■ Exercise details ■
Reproduce every one of the lines below character for character, but leave out the pictures.

■ Available records ■
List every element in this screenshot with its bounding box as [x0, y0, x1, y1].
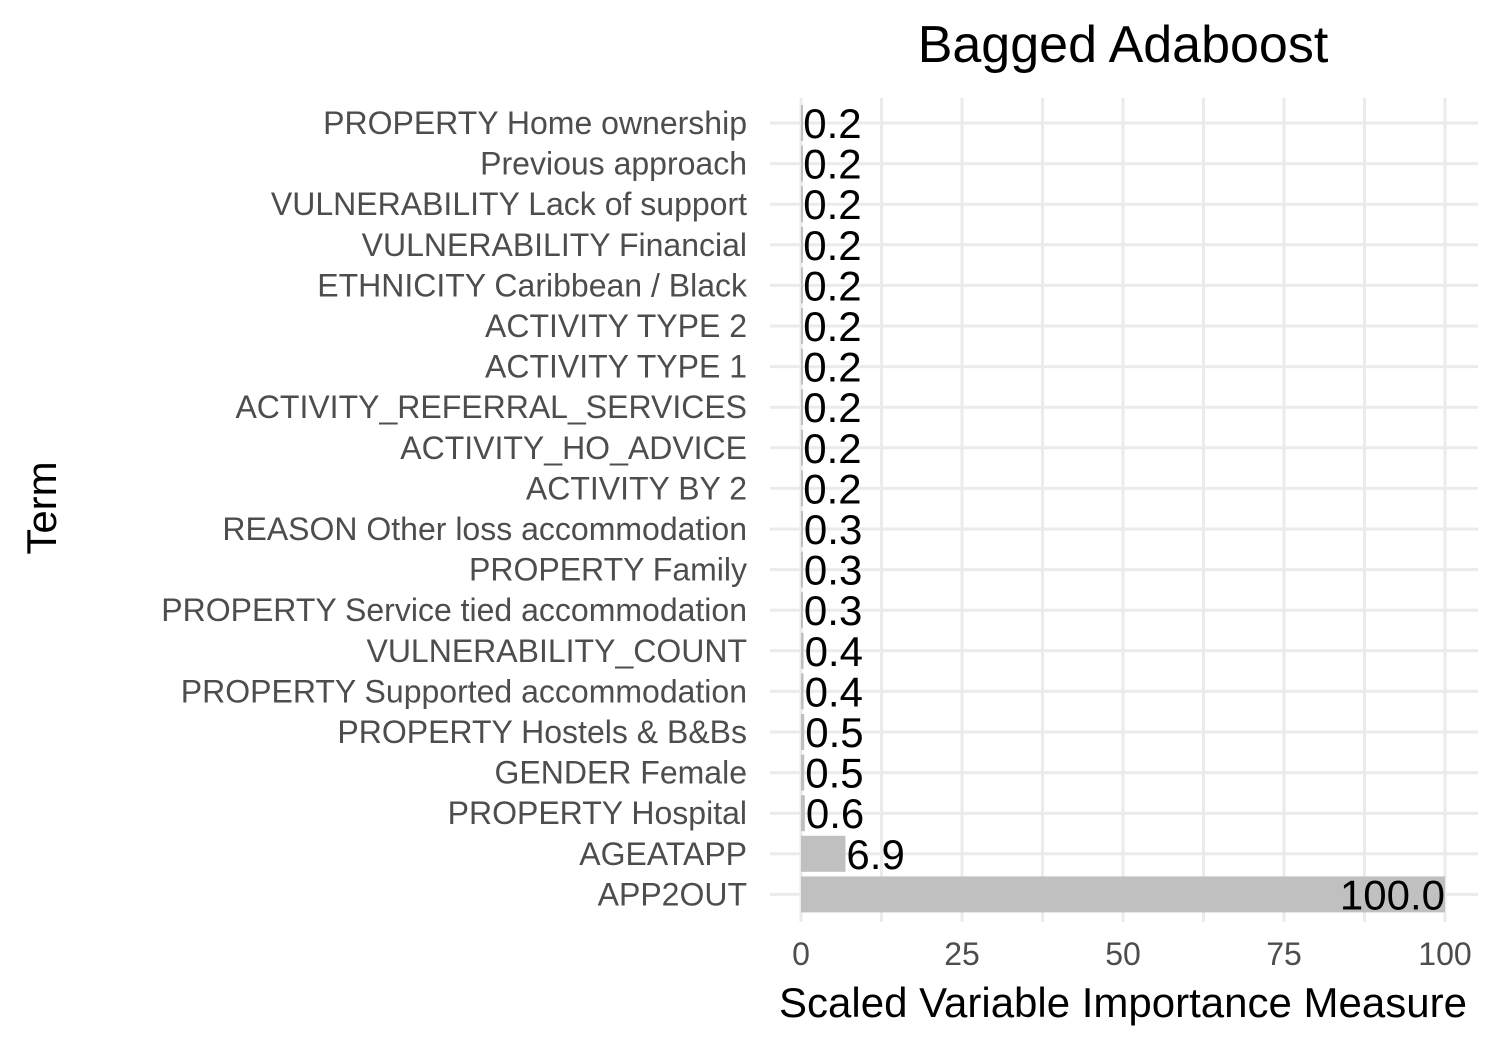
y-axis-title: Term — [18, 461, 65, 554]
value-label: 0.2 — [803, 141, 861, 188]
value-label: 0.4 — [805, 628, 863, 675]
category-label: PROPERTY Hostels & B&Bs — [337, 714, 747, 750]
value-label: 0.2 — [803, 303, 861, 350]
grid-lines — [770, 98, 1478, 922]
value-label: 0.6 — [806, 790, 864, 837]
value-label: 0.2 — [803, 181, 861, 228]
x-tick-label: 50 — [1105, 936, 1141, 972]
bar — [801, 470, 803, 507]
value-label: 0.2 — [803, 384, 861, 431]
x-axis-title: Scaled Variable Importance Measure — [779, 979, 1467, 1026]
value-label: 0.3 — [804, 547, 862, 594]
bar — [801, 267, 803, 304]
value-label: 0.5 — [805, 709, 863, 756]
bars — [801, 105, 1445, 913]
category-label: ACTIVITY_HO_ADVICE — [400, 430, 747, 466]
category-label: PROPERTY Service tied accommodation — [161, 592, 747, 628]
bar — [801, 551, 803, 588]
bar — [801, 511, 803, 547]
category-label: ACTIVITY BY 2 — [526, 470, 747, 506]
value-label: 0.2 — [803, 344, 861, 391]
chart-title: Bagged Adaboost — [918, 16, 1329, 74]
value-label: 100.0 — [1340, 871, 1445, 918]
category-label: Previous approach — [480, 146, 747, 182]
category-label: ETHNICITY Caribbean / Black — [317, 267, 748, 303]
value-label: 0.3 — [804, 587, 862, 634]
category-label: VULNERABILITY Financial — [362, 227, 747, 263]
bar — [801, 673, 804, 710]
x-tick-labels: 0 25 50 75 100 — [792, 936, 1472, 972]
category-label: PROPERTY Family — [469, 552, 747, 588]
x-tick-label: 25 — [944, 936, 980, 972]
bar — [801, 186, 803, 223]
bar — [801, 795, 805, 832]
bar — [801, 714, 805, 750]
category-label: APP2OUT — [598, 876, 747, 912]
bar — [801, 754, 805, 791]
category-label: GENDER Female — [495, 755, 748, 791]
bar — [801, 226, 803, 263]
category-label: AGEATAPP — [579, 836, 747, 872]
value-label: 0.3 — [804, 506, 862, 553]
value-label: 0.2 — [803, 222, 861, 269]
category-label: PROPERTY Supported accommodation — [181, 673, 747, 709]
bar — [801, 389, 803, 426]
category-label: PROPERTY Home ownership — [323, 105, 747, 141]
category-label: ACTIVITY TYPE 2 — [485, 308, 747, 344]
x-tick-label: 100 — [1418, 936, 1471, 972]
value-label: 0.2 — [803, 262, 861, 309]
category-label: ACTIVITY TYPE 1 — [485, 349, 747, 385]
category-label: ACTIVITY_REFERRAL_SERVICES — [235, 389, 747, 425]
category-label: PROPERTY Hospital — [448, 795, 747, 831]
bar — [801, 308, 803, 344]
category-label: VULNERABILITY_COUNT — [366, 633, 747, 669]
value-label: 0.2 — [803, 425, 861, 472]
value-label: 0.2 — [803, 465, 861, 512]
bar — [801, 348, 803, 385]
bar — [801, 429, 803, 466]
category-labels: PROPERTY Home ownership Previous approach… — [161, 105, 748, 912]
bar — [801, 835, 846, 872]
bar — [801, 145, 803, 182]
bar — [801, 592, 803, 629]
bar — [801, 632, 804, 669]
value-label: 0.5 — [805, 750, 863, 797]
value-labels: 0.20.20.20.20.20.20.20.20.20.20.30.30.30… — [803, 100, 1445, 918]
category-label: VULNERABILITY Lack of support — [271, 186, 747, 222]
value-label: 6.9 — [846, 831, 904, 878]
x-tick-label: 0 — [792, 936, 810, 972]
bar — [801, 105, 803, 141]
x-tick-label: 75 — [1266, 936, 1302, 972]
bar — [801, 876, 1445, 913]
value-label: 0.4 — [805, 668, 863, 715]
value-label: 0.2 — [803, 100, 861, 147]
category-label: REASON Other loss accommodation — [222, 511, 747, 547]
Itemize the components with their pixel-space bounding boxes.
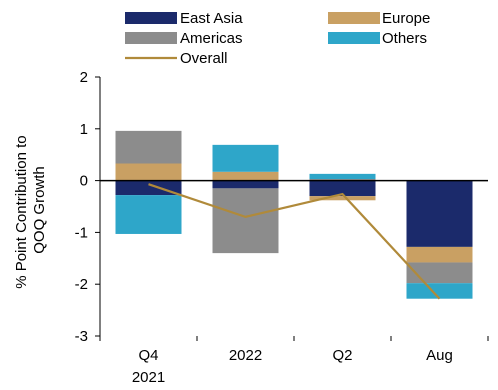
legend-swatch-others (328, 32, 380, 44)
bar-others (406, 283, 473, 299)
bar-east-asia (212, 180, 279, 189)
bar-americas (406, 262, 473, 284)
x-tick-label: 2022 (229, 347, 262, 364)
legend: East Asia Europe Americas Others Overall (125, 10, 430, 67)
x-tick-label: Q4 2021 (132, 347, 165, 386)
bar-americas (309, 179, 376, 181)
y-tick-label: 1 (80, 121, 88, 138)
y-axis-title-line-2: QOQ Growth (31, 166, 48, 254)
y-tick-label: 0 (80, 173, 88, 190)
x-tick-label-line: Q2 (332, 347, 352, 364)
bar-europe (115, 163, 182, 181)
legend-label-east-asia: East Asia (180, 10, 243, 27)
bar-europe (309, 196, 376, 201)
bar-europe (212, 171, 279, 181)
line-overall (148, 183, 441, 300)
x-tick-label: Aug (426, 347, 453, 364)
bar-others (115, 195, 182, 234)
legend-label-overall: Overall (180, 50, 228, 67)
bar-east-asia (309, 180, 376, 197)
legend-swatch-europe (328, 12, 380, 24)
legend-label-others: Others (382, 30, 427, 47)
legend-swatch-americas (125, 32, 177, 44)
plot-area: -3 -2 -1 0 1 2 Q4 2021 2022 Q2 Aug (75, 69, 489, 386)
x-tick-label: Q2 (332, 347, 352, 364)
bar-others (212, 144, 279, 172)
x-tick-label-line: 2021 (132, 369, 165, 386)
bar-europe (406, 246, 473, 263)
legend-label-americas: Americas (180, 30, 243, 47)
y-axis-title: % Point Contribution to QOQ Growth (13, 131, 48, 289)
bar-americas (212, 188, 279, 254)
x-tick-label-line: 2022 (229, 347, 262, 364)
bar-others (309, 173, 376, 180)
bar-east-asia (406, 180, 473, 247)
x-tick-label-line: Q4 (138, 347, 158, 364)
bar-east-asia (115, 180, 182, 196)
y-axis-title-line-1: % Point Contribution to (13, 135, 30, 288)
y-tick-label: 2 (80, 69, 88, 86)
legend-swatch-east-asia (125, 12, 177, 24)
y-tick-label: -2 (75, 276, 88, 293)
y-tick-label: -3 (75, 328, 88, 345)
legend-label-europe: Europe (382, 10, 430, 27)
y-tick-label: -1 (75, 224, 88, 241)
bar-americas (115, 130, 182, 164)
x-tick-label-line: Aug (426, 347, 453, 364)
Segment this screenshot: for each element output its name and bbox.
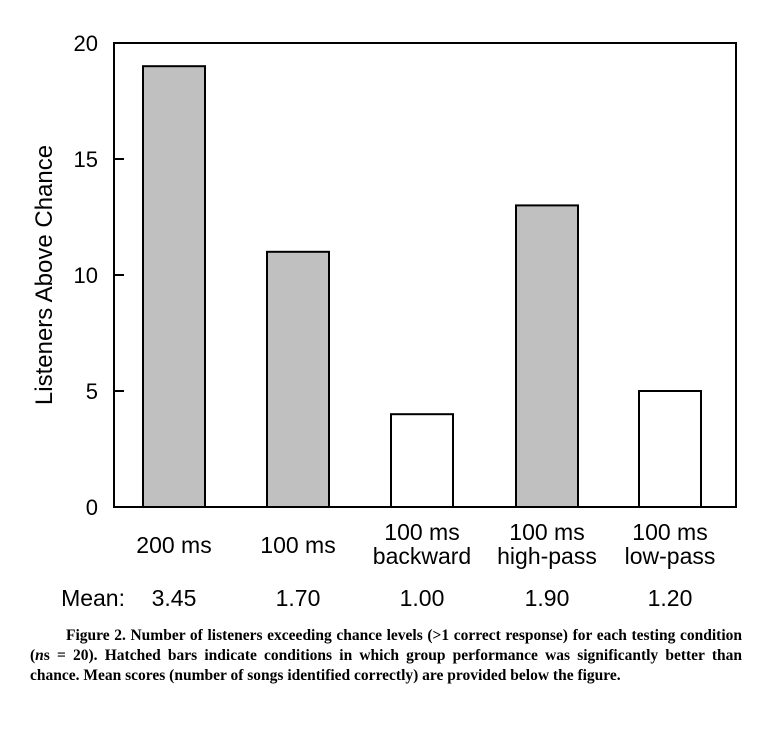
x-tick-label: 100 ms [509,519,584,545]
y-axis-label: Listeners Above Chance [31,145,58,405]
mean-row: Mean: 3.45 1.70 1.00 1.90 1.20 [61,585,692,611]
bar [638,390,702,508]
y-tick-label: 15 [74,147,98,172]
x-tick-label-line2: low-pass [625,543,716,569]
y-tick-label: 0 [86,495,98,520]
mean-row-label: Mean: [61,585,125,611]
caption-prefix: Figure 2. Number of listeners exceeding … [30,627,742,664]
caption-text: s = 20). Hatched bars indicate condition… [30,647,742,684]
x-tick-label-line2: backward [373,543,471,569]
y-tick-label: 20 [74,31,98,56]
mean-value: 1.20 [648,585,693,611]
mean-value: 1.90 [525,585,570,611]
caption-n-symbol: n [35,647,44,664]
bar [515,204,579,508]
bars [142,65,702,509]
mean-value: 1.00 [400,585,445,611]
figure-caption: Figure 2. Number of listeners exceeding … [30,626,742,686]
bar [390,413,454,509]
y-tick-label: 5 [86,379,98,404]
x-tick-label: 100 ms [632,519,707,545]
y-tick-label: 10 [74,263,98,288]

■ Response to this exercise ■
List every element in this screenshot with its bounding box as [x0, y0, x1, y1].
y-axis-title: Term — [18, 461, 65, 554]
value-label: 0.2 — [803, 141, 861, 188]
value-label: 0.4 — [805, 628, 863, 675]
category-label: PROPERTY Hostels & B&Bs — [337, 714, 747, 750]
value-label: 0.2 — [803, 303, 861, 350]
grid-lines — [770, 98, 1478, 922]
value-label: 0.6 — [806, 790, 864, 837]
value-label: 0.2 — [803, 181, 861, 228]
x-tick-label: 50 — [1105, 936, 1141, 972]
bar — [801, 470, 803, 507]
value-label: 0.2 — [803, 384, 861, 431]
x-axis-title: Scaled Variable Importance Measure — [779, 979, 1467, 1026]
value-label: 0.3 — [804, 547, 862, 594]
bar — [801, 267, 803, 304]
value-label: 0.5 — [805, 709, 863, 756]
bars — [801, 105, 1445, 913]
category-label: ACTIVITY_HO_ADVICE — [400, 430, 747, 466]
category-label: PROPERTY Service tied accommodation — [161, 592, 747, 628]
bar — [801, 551, 803, 588]
bar — [801, 511, 803, 547]
category-label: ACTIVITY BY 2 — [526, 470, 747, 506]
value-label: 0.2 — [803, 344, 861, 391]
chart-title: Bagged Adaboost — [918, 16, 1329, 74]
value-label: 100.0 — [1340, 871, 1445, 918]
category-label: Previous approach — [480, 146, 747, 182]
category-label: ETHNICITY Caribbean / Black — [317, 267, 748, 303]
value-label: 0.3 — [804, 587, 862, 634]
category-label: VULNERABILITY Financial — [362, 227, 747, 263]
bar — [801, 673, 804, 710]
x-tick-labels: 0 25 50 75 100 — [792, 936, 1472, 972]
category-label: PROPERTY Family — [469, 552, 747, 588]
x-tick-label: 25 — [944, 936, 980, 972]
bar — [801, 186, 803, 223]
bar — [801, 795, 805, 832]
bar — [801, 714, 805, 750]
category-label: APP2OUT — [598, 876, 747, 912]
bar — [801, 754, 805, 791]
category-label: GENDER Female — [495, 755, 748, 791]
bar — [801, 226, 803, 263]
category-label: AGEATAPP — [579, 836, 747, 872]
value-label: 0.3 — [804, 506, 862, 553]
value-label: 0.2 — [803, 222, 861, 269]
category-label: PROPERTY Supported accommodation — [181, 673, 747, 709]
bar — [801, 389, 803, 426]
category-label: PROPERTY Home ownership — [323, 105, 747, 141]
category-label: ACTIVITY TYPE 2 — [485, 308, 747, 344]
x-tick-label: 100 — [1418, 936, 1471, 972]
value-label: 0.2 — [803, 262, 861, 309]
category-label: ACTIVITY TYPE 1 — [485, 349, 747, 385]
category-label: ACTIVITY_REFERRAL_SERVICES — [235, 389, 747, 425]
category-label: PROPERTY Hospital — [448, 795, 747, 831]
bar — [801, 308, 803, 344]
category-label: VULNERABILITY_COUNT — [366, 633, 747, 669]
value-label: 0.2 — [803, 425, 861, 472]
value-label: 0.2 — [803, 465, 861, 512]
bar — [801, 348, 803, 385]
bar — [801, 429, 803, 466]
category-labels: PROPERTY Home ownership Previous approach… — [161, 105, 748, 912]
bar — [801, 835, 846, 872]
bar — [801, 145, 803, 182]
bar — [801, 592, 803, 629]
bar — [801, 632, 804, 669]
value-label: 0.5 — [805, 750, 863, 797]
value-labels: 0.20.20.20.20.20.20.20.20.20.20.30.30.30… — [803, 100, 1445, 918]
category-label: VULNERABILITY Lack of support — [271, 186, 747, 222]
value-label: 6.9 — [846, 831, 904, 878]
x-tick-label: 0 — [792, 936, 810, 972]
bar — [801, 105, 803, 141]
x-tick-label: 75 — [1266, 936, 1302, 972]
bar — [801, 876, 1445, 913]
value-label: 0.4 — [805, 668, 863, 715]
value-label: 0.2 — [803, 100, 861, 147]
category-label: REASON Other loss accommodation — [222, 511, 747, 547]
Itemize the components with their pixel-space bounding boxes.
legend-swatch-others (328, 32, 380, 44)
bar-others (406, 283, 473, 299)
bar-east-asia (212, 180, 279, 189)
bar-americas (406, 262, 473, 284)
x-tick-label: 2022 (229, 347, 262, 364)
legend: East Asia Europe Americas Others Overall (125, 10, 430, 67)
x-tick-label: Q4 2021 (132, 347, 165, 386)
bar-americas (309, 179, 376, 181)
y-tick-label: 1 (80, 121, 88, 138)
y-axis-title-line-2: QOQ Growth (31, 166, 48, 254)
y-tick-label: 0 (80, 173, 88, 190)
x-tick-label-line: Q2 (332, 347, 352, 364)
bar-europe (115, 163, 182, 181)
legend-label-east-asia: East Asia (180, 10, 243, 27)
bar-europe (309, 196, 376, 201)
bar-europe (212, 171, 279, 181)
line-overall (148, 183, 441, 300)
x-tick-label: Aug (426, 347, 453, 364)
bar-others (115, 195, 182, 234)
legend-label-overall: Overall (180, 50, 228, 67)
bar-east-asia (309, 180, 376, 197)
legend-swatch-europe (328, 12, 380, 24)
legend-label-others: Others (382, 30, 427, 47)
legend-swatch-americas (125, 32, 177, 44)
plot-area: -3 -2 -1 0 1 2 Q4 2021 2022 Q2 Aug (75, 69, 489, 386)
x-tick-label: Q2 (332, 347, 352, 364)
bar-others (212, 144, 279, 172)
x-tick-label-line: 2021 (132, 369, 165, 386)
bar-europe (406, 246, 473, 263)
legend-label-americas: Americas (180, 30, 243, 47)
y-axis-title: % Point Contribution to QOQ Growth (13, 131, 48, 289)
bar-americas (212, 188, 279, 254)
x-tick-label-line: 2022 (229, 347, 262, 364)
bar-others (309, 173, 376, 180)
bar-east-asia (406, 180, 473, 247)
x-tick-label-line: Q4 (138, 347, 158, 364)
bar-east-asia (115, 180, 182, 196)
y-axis-title-line-1: % Point Contribution to (13, 135, 30, 288)
y-tick-label: 2 (80, 69, 88, 86)
legend-swatch-east-asia (125, 12, 177, 24)
y-tick-label: -2 (75, 276, 88, 293)
y-tick-label: -3 (75, 328, 88, 345)
legend-label-europe: Europe (382, 10, 430, 27)
y-tick-label: -1 (75, 224, 88, 241)
bar-americas (115, 130, 182, 164)
x-tick-label-line: Aug (426, 347, 453, 364)
Segment this screenshot: for each element output its name and bbox.
x-tick-label: 100 ms [509,519,584,545]
y-axis-label: Listeners Above Chance [31,145,58,405]
mean-row: Mean: 3.45 1.70 1.00 1.90 1.20 [61,585,692,611]
bar [638,390,702,508]
y-tick-label: 15 [74,147,98,172]
x-tick-label-line2: low-pass [625,543,716,569]
y-tick-label: 0 [86,495,98,520]
mean-row-label: Mean: [61,585,125,611]
caption-prefix: Figure 2. Number of listeners exceeding … [30,627,742,664]
caption-text: s = 20). Hatched bars indicate condition… [30,647,742,684]
x-tick-label-line2: backward [373,543,471,569]
y-tick-label: 20 [74,31,98,56]
mean-value: 1.20 [648,585,693,611]
mean-value: 1.90 [525,585,570,611]
caption-n-symbol: n [35,647,44,664]
bar [515,204,579,508]
bars [142,65,702,509]
mean-value: 1.00 [400,585,445,611]
figure-caption: Figure 2. Number of listeners exceeding … [30,626,742,686]
bar [390,413,454,509]
y-tick-label: 5 [86,379,98,404]
x-tick-label: 100 ms [632,519,707,545]
y-tick-label: 10 [74,263,98,288]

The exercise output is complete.